| EXERCISE INPUT |
■ ■ ■ ■
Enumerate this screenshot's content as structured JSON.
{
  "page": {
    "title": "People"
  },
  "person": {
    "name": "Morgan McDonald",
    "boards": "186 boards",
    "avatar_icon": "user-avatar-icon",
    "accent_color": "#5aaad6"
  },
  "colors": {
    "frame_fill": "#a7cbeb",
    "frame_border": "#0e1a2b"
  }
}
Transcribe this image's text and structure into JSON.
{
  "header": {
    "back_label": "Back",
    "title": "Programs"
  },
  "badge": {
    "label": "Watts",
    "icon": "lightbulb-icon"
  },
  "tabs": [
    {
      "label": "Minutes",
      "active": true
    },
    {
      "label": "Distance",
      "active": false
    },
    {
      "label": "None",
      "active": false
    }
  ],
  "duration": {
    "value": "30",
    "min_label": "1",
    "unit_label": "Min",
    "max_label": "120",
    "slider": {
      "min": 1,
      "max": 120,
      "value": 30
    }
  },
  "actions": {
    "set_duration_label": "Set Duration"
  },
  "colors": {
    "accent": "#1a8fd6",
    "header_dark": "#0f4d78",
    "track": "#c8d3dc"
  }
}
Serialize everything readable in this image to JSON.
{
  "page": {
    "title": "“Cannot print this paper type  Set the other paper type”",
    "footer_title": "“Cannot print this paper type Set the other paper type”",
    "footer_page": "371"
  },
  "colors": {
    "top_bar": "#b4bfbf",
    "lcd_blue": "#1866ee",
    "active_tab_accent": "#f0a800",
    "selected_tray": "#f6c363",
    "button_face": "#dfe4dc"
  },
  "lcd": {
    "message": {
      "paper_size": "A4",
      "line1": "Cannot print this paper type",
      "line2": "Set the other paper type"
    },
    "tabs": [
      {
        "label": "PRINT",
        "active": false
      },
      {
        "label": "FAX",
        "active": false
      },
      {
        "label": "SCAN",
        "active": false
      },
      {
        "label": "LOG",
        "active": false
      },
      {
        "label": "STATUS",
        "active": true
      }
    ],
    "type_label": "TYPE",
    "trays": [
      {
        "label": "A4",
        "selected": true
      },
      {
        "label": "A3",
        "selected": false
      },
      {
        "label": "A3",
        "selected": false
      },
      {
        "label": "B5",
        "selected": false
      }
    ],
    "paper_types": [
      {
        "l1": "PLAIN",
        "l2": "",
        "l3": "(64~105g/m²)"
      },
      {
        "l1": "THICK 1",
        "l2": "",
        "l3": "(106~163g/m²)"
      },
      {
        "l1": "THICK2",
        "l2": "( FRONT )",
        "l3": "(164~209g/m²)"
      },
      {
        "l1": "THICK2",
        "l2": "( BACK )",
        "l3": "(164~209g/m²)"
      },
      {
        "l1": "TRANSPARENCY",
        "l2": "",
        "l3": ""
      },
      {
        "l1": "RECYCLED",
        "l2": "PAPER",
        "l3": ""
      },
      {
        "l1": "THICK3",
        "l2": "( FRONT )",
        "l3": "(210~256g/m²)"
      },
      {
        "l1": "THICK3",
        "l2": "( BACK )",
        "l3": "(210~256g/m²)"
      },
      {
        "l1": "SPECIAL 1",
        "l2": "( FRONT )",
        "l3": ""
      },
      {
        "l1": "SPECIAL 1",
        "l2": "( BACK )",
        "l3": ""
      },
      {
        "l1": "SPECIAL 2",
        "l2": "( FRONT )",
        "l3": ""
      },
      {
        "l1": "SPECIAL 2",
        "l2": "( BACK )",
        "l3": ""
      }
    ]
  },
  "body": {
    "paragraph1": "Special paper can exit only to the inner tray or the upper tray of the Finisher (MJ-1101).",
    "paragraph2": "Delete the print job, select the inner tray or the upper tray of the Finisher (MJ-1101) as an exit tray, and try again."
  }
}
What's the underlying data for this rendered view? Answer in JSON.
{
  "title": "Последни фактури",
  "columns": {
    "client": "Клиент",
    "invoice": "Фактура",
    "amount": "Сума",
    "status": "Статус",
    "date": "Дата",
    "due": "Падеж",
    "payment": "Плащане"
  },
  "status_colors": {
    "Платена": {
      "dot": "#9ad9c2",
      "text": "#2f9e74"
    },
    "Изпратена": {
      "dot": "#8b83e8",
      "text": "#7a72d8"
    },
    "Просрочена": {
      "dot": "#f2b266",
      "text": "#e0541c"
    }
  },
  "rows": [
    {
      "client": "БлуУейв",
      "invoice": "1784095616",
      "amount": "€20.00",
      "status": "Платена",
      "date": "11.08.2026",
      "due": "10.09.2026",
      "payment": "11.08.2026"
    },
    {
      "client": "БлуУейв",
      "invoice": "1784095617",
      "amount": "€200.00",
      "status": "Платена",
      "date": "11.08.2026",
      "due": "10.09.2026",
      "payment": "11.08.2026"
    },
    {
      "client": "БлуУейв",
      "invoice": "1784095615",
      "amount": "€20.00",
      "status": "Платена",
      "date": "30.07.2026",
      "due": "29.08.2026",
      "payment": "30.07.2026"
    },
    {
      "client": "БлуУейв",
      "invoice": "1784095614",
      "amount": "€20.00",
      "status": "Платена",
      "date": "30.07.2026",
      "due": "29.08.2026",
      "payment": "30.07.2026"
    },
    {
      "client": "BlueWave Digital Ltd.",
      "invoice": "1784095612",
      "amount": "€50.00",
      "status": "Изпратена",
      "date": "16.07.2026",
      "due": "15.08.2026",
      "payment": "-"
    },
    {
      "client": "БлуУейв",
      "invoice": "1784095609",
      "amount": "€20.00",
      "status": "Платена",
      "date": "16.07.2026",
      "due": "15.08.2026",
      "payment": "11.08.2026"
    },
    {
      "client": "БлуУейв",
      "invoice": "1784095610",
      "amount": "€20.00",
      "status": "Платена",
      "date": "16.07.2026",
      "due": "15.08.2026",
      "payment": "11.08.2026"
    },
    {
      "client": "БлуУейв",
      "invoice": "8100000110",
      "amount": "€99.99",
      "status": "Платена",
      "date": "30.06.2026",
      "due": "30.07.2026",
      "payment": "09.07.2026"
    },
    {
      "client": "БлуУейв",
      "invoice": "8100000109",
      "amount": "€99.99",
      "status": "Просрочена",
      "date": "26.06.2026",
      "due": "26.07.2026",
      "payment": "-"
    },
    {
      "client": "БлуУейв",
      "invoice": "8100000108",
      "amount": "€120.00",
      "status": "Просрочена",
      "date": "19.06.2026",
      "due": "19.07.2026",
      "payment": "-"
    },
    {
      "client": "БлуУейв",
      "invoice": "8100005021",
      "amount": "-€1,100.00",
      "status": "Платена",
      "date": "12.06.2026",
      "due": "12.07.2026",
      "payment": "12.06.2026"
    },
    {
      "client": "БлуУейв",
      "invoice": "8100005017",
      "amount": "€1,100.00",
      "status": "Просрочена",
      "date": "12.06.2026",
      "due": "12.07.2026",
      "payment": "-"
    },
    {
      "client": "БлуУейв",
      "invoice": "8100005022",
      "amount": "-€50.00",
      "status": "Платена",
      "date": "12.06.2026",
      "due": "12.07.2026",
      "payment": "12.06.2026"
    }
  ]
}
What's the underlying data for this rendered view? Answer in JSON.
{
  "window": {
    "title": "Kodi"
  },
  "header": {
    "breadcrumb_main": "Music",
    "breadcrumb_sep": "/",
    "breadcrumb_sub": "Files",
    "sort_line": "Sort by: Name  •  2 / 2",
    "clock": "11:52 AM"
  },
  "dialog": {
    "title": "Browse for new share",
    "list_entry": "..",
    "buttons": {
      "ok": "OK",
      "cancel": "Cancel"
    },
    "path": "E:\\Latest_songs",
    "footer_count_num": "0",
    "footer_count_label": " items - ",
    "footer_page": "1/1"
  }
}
■ ■ ■ ■
Copy out every line in the entries above that holds "text".

Transcribe this image's text and structure into JSON.
      "text": "#2f9e74"
      "text": "#7a72d8"
      "text": "#e0541c"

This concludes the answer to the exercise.